# WORK TO BE COMPLETED
Copy out each line below that has the word "Today" in it.

Start of DATA SHOWN

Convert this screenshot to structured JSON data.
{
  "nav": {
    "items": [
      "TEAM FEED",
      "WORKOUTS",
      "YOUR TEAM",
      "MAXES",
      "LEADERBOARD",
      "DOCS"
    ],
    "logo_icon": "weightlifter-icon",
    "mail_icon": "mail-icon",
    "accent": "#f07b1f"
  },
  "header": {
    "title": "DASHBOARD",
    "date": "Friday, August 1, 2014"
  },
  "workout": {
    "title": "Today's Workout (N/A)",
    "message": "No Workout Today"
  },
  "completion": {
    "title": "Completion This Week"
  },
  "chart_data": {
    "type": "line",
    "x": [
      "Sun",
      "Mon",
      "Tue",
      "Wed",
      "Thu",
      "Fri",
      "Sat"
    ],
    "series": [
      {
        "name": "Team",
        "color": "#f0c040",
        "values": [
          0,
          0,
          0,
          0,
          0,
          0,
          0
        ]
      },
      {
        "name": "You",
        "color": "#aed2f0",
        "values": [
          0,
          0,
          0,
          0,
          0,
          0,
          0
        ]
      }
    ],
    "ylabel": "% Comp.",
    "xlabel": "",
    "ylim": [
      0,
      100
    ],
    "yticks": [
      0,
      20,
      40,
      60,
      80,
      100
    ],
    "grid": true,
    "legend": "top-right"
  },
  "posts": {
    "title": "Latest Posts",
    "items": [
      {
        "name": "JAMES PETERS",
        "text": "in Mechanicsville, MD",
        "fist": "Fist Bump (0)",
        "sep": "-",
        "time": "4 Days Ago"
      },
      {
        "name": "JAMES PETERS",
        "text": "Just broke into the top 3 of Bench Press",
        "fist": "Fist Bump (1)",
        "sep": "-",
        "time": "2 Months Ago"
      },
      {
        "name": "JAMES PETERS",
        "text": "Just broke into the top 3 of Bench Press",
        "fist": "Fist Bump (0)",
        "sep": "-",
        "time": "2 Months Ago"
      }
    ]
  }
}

End of DATA SHOWN

# TASK RESULT
    "title": "Today's Workout (N/A)",
    "message": "No Workout Today"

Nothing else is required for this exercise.